◆ PROBLEM STATEMENT ◆
Output the material beneath exactly, leaving nothing out.

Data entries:
>> BEGIN

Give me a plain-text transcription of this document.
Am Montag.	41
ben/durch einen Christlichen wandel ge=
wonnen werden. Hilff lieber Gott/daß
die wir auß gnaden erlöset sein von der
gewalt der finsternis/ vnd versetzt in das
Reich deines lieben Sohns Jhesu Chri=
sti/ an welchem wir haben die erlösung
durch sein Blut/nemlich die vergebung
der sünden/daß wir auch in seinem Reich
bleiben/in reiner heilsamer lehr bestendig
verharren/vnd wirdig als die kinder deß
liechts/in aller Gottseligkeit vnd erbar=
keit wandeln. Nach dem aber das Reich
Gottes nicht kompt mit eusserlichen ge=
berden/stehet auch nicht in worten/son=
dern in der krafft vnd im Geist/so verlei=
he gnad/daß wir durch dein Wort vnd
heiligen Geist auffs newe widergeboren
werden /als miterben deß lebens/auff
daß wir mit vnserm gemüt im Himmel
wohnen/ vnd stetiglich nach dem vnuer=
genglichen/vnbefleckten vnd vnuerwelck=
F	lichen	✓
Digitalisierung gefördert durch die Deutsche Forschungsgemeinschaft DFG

>> END

◆ CORRECT RESPONSE ◆
Give me a plain-text transcription of this document.
Am Montag.	41
ben/durch einen Christlichen wandel ge=
wonnen werden. Hilff lieber Gott/daß
die wir auß gnaden erlöset sein von der
gewalt der finsternis/ vnd versetzt in das
Reich deines lieben Sohns Jhesu Chri=
sti/ an welchem wir haben die erlösung
durch sein Blut/nemlich die vergebung
der sünden/daß wir auch in seinem Reich
bleiben/in reiner heilsamer lehr bestendig
verharren/vnd wirdig als die kinder deß
liechts/in aller Gottseligkeit vnd erbar=
keit wandeln. Nach dem aber das Reich
Gottes nicht kompt mit eusserlichen ge=
berden/stehet auch nicht in worten/son=
dern in der krafft vnd im Geist/so verlei=
he gnad/daß wir durch dein Wort vnd
heiligen Geist auffs newe widergeboren
werden /als miterben deß lebens/auff
daß wir mit vnserm gemüt im Himmel
wohnen/ vnd stetiglich nach dem vnuer=
genglichen/vnbefleckten vnd vnuerwelck=
F	lichen	✓
Digitalisierung gefördert durch die Deutsche Forschungsgemeinschaft DFG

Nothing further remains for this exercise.